** Begin **

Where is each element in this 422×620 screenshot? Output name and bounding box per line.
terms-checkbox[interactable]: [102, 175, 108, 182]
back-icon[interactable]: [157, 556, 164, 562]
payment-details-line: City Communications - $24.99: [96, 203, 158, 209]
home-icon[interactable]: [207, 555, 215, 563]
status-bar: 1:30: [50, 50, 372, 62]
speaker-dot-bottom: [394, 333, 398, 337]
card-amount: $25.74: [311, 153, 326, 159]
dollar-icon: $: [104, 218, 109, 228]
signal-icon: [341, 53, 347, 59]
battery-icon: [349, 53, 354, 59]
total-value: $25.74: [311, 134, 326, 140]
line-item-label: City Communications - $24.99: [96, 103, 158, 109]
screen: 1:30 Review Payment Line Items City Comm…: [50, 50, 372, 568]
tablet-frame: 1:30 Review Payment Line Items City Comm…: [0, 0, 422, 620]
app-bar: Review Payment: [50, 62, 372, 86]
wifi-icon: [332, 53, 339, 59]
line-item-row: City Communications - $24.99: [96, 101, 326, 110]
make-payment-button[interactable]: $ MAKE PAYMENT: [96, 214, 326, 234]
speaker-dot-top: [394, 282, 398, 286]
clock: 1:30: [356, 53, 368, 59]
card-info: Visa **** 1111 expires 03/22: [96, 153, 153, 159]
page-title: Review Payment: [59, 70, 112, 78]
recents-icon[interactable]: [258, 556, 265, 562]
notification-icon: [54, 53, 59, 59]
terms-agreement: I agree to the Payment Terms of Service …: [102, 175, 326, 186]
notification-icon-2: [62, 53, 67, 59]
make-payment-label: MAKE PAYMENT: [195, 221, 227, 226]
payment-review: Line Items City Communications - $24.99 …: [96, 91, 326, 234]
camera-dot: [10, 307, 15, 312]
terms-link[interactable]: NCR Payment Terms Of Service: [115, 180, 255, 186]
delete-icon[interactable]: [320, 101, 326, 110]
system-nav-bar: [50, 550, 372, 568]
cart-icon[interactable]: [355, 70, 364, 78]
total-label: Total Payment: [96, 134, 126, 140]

** End **

(To do) Reproduce the entire listing above verbatim, line by line, with no alterations.

(Written solution)
Where is each element in this 422×620 screenshot? Output name and bounding box per line.
terms-checkbox[interactable]: [102, 175, 108, 182]
back-icon[interactable]: [157, 556, 164, 562]
payment-details-line: City Communications - $24.99: [96, 203, 158, 209]
home-icon[interactable]: [207, 555, 215, 563]
status-bar: 1:30: [50, 50, 372, 62]
speaker-dot-bottom: [394, 333, 398, 337]
card-amount: $25.74: [311, 153, 326, 159]
dollar-icon: $: [104, 218, 109, 228]
signal-icon: [341, 53, 347, 59]
battery-icon: [349, 53, 354, 59]
total-value: $25.74: [311, 134, 326, 140]
line-item-label: City Communications - $24.99: [96, 103, 158, 109]
screen: 1:30 Review Payment Line Items City Comm…: [50, 50, 372, 568]
tablet-frame: 1:30 Review Payment Line Items City Comm…: [0, 0, 422, 620]
app-bar: Review Payment: [50, 62, 372, 86]
wifi-icon: [332, 53, 339, 59]
line-item-row: City Communications - $24.99: [96, 101, 326, 110]
make-payment-button[interactable]: $ MAKE PAYMENT: [96, 214, 326, 234]
speaker-dot-top: [394, 282, 398, 286]
clock: 1:30: [356, 53, 368, 59]
card-info: Visa **** 1111 expires 03/22: [96, 153, 153, 159]
page-title: Review Payment: [59, 70, 112, 78]
recents-icon[interactable]: [258, 556, 265, 562]
notification-icon: [54, 53, 59, 59]
terms-agreement: I agree to the Payment Terms of Service …: [102, 175, 326, 186]
notification-icon-2: [62, 53, 67, 59]
make-payment-label: MAKE PAYMENT: [195, 221, 227, 226]
payment-review: Line Items City Communications - $24.99 …: [96, 91, 326, 234]
camera-dot: [10, 307, 15, 312]
terms-link[interactable]: NCR Payment Terms Of Service: [115, 180, 255, 186]
delete-icon[interactable]: [320, 101, 326, 110]
system-nav-bar: [50, 550, 372, 568]
cart-icon[interactable]: [355, 70, 364, 78]
total-label: Total Payment: [96, 134, 126, 140]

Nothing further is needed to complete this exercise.